* Directions for this task
Without the pictures, output the records below word for word.

* Source data
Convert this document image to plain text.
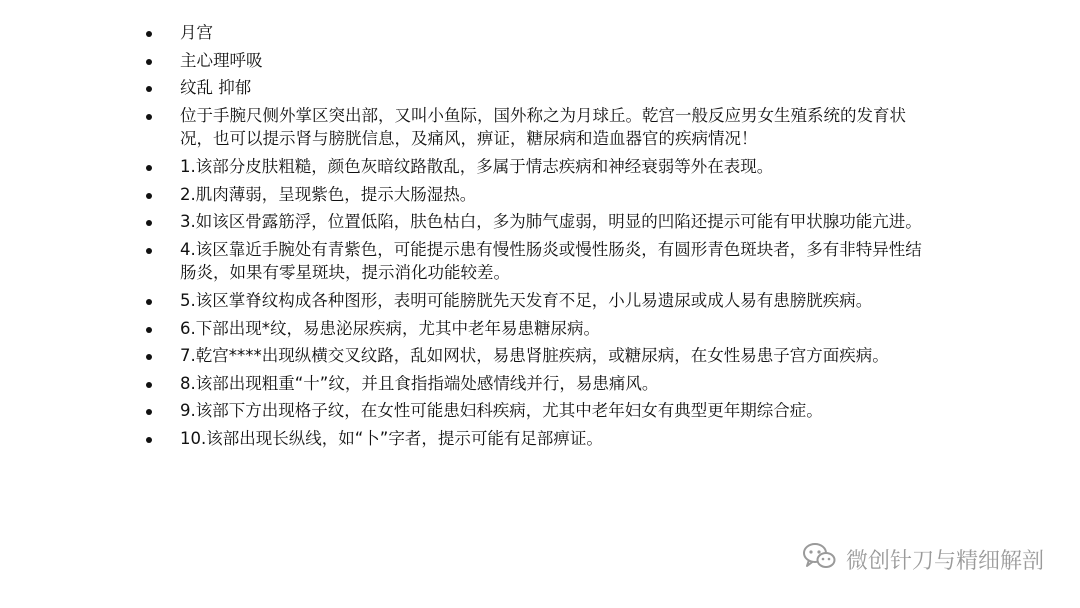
月宫
主心理呼吸
纹乱 抑郁
位于手腕尺侧外掌区突出部，又叫小鱼际，国外称之为月球丘。乾宫一般反应男女生殖系统的发育状况，也可以提示肾与膀胱信息，及痛风，痹证，糖尿病和造血器官的疾病情况！
1.该部分皮肤粗糙，颜色灰暗纹路散乱，多属于情志疾病和神经衰弱等外在表现。
2.肌肉薄弱，呈现紫色，提示大肠湿热。
3.如该区骨露筋浮，位置低陷，肤色枯白，多为肺气虚弱，明显的凹陷还提示可能有甲状腺功能亢进。
4.该区靠近手腕处有青紫色，可能提示患有慢性肠炎或慢性肠炎，有圆形青色斑块者，多有非特异性结肠炎，如果有零星斑块，提示消化功能较差。
5.该区掌脊纹构成各种图形，表明可能膀胱先天发育不足，小儿易遗尿或成人易有患膀胱疾病。
6.下部出现*纹，易患泌尿疾病，尤其中老年易患糖尿病。
7.乾宫****出现纵横交叉纹路，乱如网状，易患肾脏疾病，或糖尿病，在女性易患子宫方面疾病。
8.该部出现粗重“十”纹，并且食指指端处感情线并行，易患痛风。
9.该部下方出现格子纹，在女性可能患妇科疾病，尤其中老年妇女有典型更年期综合症。
10.该部出现长纵线，如“卜”字者，提示可能有足部痹证。
微创针刀与精细解剖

* Finished task
Convert this document image to plain text.
月宫
主心理呼吸
纹乱 抑郁
位于手腕尺侧外掌区突出部，又叫小鱼际，国外称之为月球丘。乾宫一般反应男女生殖系统的发育状况，也可以提示肾与膀胱信息，及痛风，痹证，糖尿病和造血器官的疾病情况！
1.该部分皮肤粗糙，颜色灰暗纹路散乱，多属于情志疾病和神经衰弱等外在表现。
2.肌肉薄弱，呈现紫色，提示大肠湿热。
3.如该区骨露筋浮，位置低陷，肤色枯白，多为肺气虚弱，明显的凹陷还提示可能有甲状腺功能亢进。
4.该区靠近手腕处有青紫色，可能提示患有慢性肠炎或慢性肠炎，有圆形青色斑块者，多有非特异性结肠炎，如果有零星斑块，提示消化功能较差。
5.该区掌脊纹构成各种图形，表明可能膀胱先天发育不足，小儿易遗尿或成人易有患膀胱疾病。
6.下部出现*纹，易患泌尿疾病，尤其中老年易患糖尿病。
7.乾宫****出现纵横交叉纹路，乱如网状，易患肾脏疾病，或糖尿病，在女性易患子宫方面疾病。
8.该部出现粗重“十”纹，并且食指指端处感情线并行，易患痛风。
9.该部下方出现格子纹，在女性可能患妇科疾病，尤其中老年妇女有典型更年期综合症。
10.该部出现长纵线，如“卜”字者，提示可能有足部痹证。
微创针刀与精细解剖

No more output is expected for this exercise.